— Rows from a figure dataset —

+--

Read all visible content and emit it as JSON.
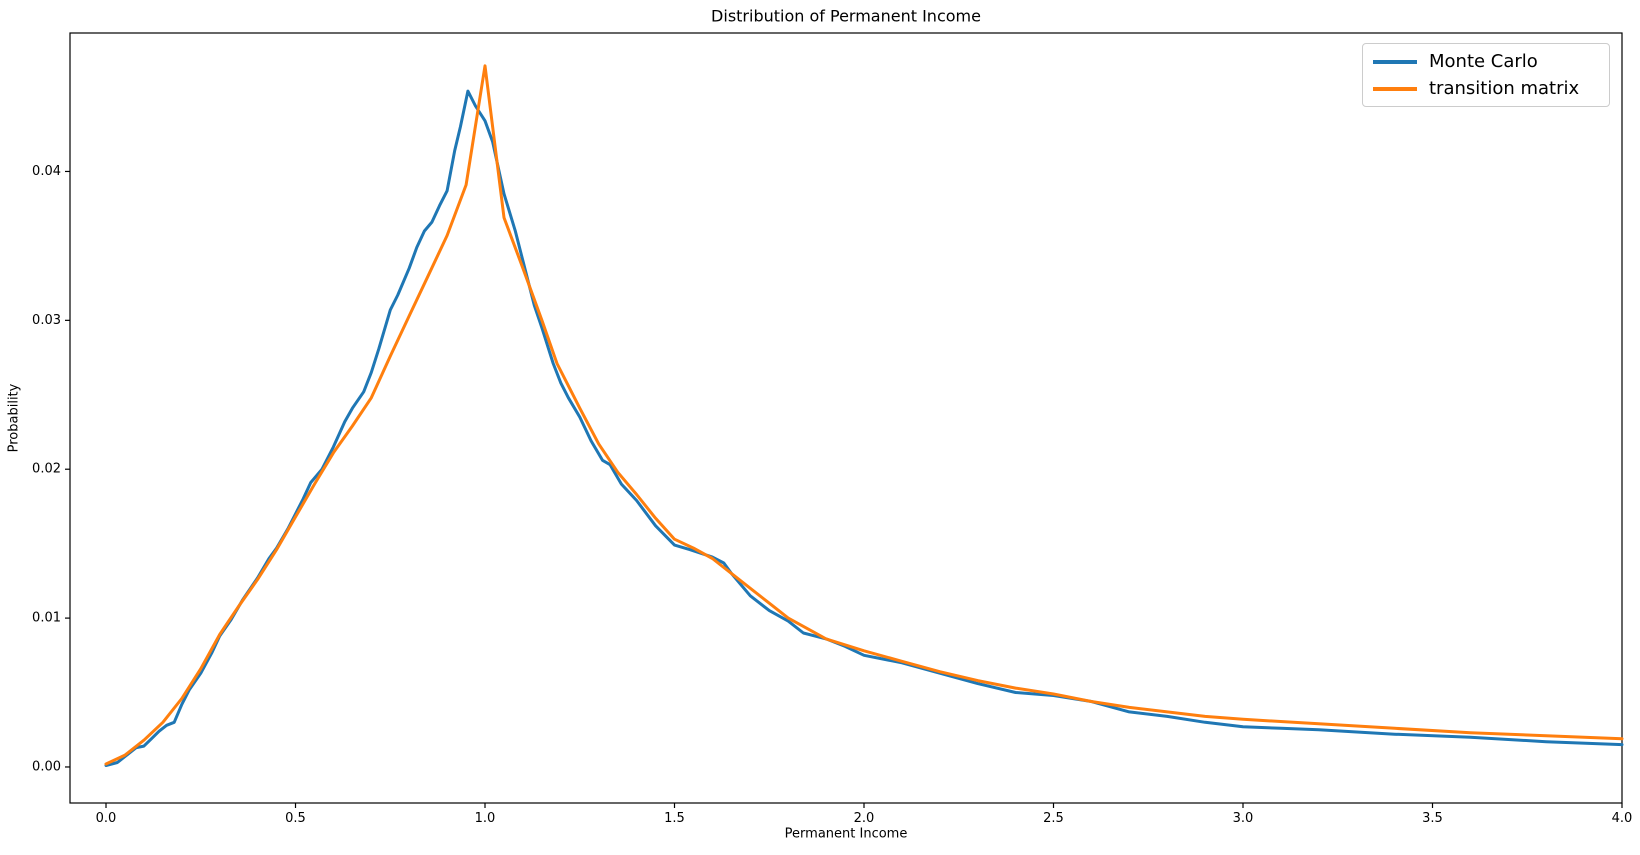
{
  "chart_data": {
    "type": "line",
    "title": "Distribution of Permanent Income",
    "xlabel": "Permanent Income",
    "ylabel": "Probability",
    "xlim": [
      -0.095,
      4.0
    ],
    "ylim": [
      -0.00242,
      0.0493
    ],
    "grid": false,
    "legend_position": "upper right",
    "xticks": {
      "values": [
        0.0,
        0.5,
        1.0,
        1.5,
        2.0,
        2.5,
        3.0,
        3.5,
        4.0
      ],
      "labels": [
        "0.0",
        "0.5",
        "1.0",
        "1.5",
        "2.0",
        "2.5",
        "3.0",
        "3.5",
        "4.0"
      ]
    },
    "yticks": {
      "values": [
        0.0,
        0.01,
        0.02,
        0.03,
        0.04
      ],
      "labels": [
        "0.00",
        "0.01",
        "0.02",
        "0.03",
        "0.04"
      ]
    },
    "series": [
      {
        "name": "Monte Carlo",
        "color": "#1f77b4",
        "linewidth": 3,
        "x": [
          0.0,
          0.03,
          0.06,
          0.08,
          0.1,
          0.12,
          0.14,
          0.16,
          0.18,
          0.2,
          0.22,
          0.25,
          0.28,
          0.3,
          0.33,
          0.36,
          0.4,
          0.43,
          0.45,
          0.48,
          0.5,
          0.52,
          0.54,
          0.57,
          0.6,
          0.63,
          0.65,
          0.68,
          0.7,
          0.72,
          0.75,
          0.77,
          0.8,
          0.82,
          0.84,
          0.86,
          0.88,
          0.9,
          0.92,
          0.935,
          0.955,
          0.975,
          1.0,
          1.02,
          1.05,
          1.08,
          1.1,
          1.13,
          1.15,
          1.18,
          1.2,
          1.22,
          1.25,
          1.28,
          1.31,
          1.33,
          1.36,
          1.4,
          1.45,
          1.5,
          1.54,
          1.6,
          1.63,
          1.65,
          1.7,
          1.73,
          1.75,
          1.8,
          1.84,
          1.9,
          1.95,
          2.0,
          2.1,
          2.2,
          2.3,
          2.4,
          2.5,
          2.6,
          2.7,
          2.8,
          2.9,
          3.0,
          3.1,
          3.2,
          3.4,
          3.6,
          3.8,
          4.0
        ],
        "y": [
          0.0001,
          0.0003,
          0.0009,
          0.0013,
          0.0014,
          0.0019,
          0.0024,
          0.0028,
          0.003,
          0.0042,
          0.0052,
          0.0063,
          0.0077,
          0.0088,
          0.0099,
          0.0112,
          0.0127,
          0.014,
          0.0147,
          0.016,
          0.017,
          0.018,
          0.0191,
          0.02,
          0.0215,
          0.0232,
          0.0241,
          0.0252,
          0.0265,
          0.0281,
          0.0307,
          0.0317,
          0.0335,
          0.0349,
          0.036,
          0.0366,
          0.0377,
          0.0387,
          0.0414,
          0.043,
          0.0454,
          0.0444,
          0.0434,
          0.042,
          0.0385,
          0.036,
          0.034,
          0.031,
          0.0295,
          0.0271,
          0.0258,
          0.0248,
          0.0235,
          0.0219,
          0.0206,
          0.0203,
          0.019,
          0.0179,
          0.0162,
          0.0149,
          0.0146,
          0.0141,
          0.0137,
          0.013,
          0.0115,
          0.0109,
          0.0105,
          0.0098,
          0.009,
          0.0086,
          0.0081,
          0.0075,
          0.007,
          0.0063,
          0.0056,
          0.005,
          0.0048,
          0.0044,
          0.0037,
          0.0034,
          0.003,
          0.0027,
          0.0026,
          0.0025,
          0.0022,
          0.002,
          0.0017,
          0.0015
        ]
      },
      {
        "name": "transition matrix",
        "color": "#ff7f0e",
        "linewidth": 3,
        "x": [
          0.0,
          0.05,
          0.1,
          0.15,
          0.2,
          0.25,
          0.3,
          0.35,
          0.4,
          0.45,
          0.5,
          0.55,
          0.6,
          0.65,
          0.7,
          0.75,
          0.8,
          0.85,
          0.9,
          0.95,
          1.0,
          1.05,
          1.1,
          1.15,
          1.19,
          1.25,
          1.3,
          1.35,
          1.4,
          1.45,
          1.5,
          1.55,
          1.6,
          1.65,
          1.7,
          1.75,
          1.8,
          1.9,
          2.0,
          2.1,
          2.2,
          2.3,
          2.4,
          2.5,
          2.6,
          2.7,
          2.8,
          2.9,
          3.0,
          3.2,
          3.4,
          3.6,
          3.8,
          4.0
        ],
        "y": [
          0.0002,
          0.0008,
          0.0018,
          0.003,
          0.0046,
          0.0066,
          0.0089,
          0.0108,
          0.0126,
          0.0146,
          0.0168,
          0.019,
          0.0211,
          0.0229,
          0.0248,
          0.0276,
          0.0303,
          0.033,
          0.0357,
          0.0391,
          0.0471,
          0.0369,
          0.0335,
          0.03,
          0.0271,
          0.0241,
          0.0217,
          0.0198,
          0.0183,
          0.0167,
          0.0153,
          0.0147,
          0.014,
          0.013,
          0.012,
          0.011,
          0.01,
          0.0086,
          0.0078,
          0.0071,
          0.0064,
          0.0058,
          0.0053,
          0.0049,
          0.0044,
          0.004,
          0.0037,
          0.0034,
          0.0032,
          0.0029,
          0.0026,
          0.0023,
          0.0021,
          0.0019
        ]
      }
    ]
  }
}
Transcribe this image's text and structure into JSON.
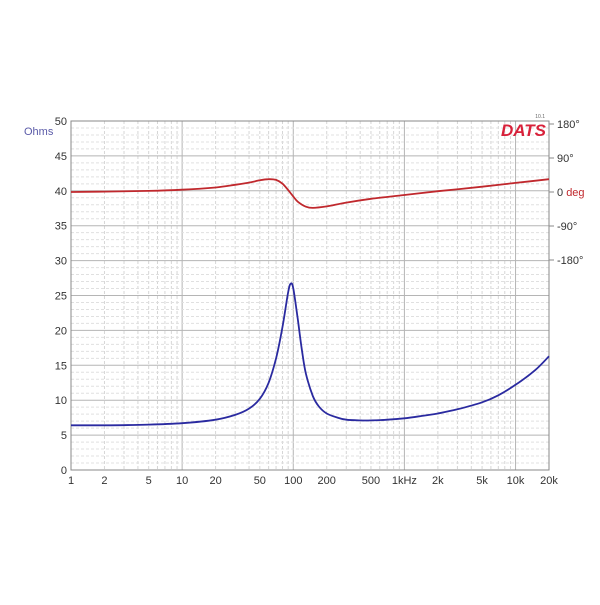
{
  "chart_data": {
    "type": "line",
    "title": "",
    "brand": "DATS",
    "brand_version": "10.1",
    "xlabel": "",
    "x_scale": "log",
    "xlim": [
      1,
      20000
    ],
    "x_ticks": [
      {
        "value": 1,
        "label": "1"
      },
      {
        "value": 2,
        "label": "2"
      },
      {
        "value": 5,
        "label": "5"
      },
      {
        "value": 10,
        "label": "10"
      },
      {
        "value": 20,
        "label": "20"
      },
      {
        "value": 50,
        "label": "50"
      },
      {
        "value": 100,
        "label": "100"
      },
      {
        "value": 200,
        "label": "200"
      },
      {
        "value": 500,
        "label": "500"
      },
      {
        "value": 1000,
        "label": "1kHz"
      },
      {
        "value": 2000,
        "label": "2k"
      },
      {
        "value": 5000,
        "label": "5k"
      },
      {
        "value": 10000,
        "label": "10k"
      },
      {
        "value": 20000,
        "label": "20k"
      }
    ],
    "ylabel_left": "Ohms",
    "ylim_left": [
      0,
      50
    ],
    "y_ticks_left": [
      "0",
      "5",
      "10",
      "15",
      "20",
      "25",
      "30",
      "35",
      "40",
      "45",
      "50"
    ],
    "ylabel_right": "deg",
    "ylim_right": [
      -180,
      180
    ],
    "y_ticks_right": [
      {
        "value": 180,
        "label": "180°"
      },
      {
        "value": 90,
        "label": "90°"
      },
      {
        "value": 0,
        "label": "0 deg"
      },
      {
        "value": -90,
        "label": "-90°"
      },
      {
        "value": -180,
        "label": "-180°"
      }
    ],
    "grid": true,
    "series": [
      {
        "name": "Impedance",
        "axis": "left",
        "color": "#2a2aa0",
        "x": [
          1,
          2,
          5,
          10,
          20,
          30,
          40,
          50,
          60,
          70,
          80,
          90,
          95,
          100,
          110,
          120,
          130,
          150,
          170,
          200,
          250,
          300,
          400,
          500,
          700,
          1000,
          1500,
          2000,
          3000,
          5000,
          7000,
          10000,
          15000,
          20000
        ],
        "values": [
          6.4,
          6.4,
          6.5,
          6.7,
          7.2,
          7.9,
          8.8,
          10.2,
          12.5,
          16.0,
          20.5,
          25.5,
          26.7,
          26.0,
          21.5,
          17.0,
          13.8,
          10.6,
          9.1,
          8.1,
          7.5,
          7.2,
          7.1,
          7.1,
          7.2,
          7.4,
          7.8,
          8.1,
          8.7,
          9.7,
          10.7,
          12.2,
          14.3,
          16.3
        ]
      },
      {
        "name": "Phase",
        "axis": "right",
        "color": "#c0282d",
        "x": [
          1,
          2,
          5,
          10,
          20,
          30,
          40,
          50,
          60,
          70,
          80,
          90,
          100,
          110,
          130,
          150,
          200,
          300,
          500,
          1000,
          2000,
          5000,
          10000,
          20000
        ],
        "values": [
          0,
          1,
          3,
          6,
          12,
          19,
          25,
          31,
          34,
          32,
          22,
          5,
          -12,
          -26,
          -39,
          -42,
          -38,
          -28,
          -18,
          -8,
          2,
          14,
          24,
          34
        ]
      }
    ]
  }
}
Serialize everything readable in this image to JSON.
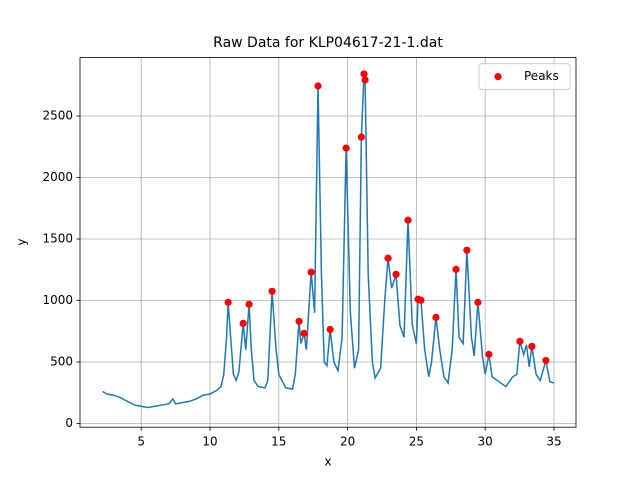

+--

— PROBLEM STATEMENT —
From the entries above, copy each line holding "JSON".

— ANSWER TO THE TASK —
Read all visible content and emit it as JSON.
Transcribe this image's text and structure into JSON.
Serialize everything readable in this image to JSON.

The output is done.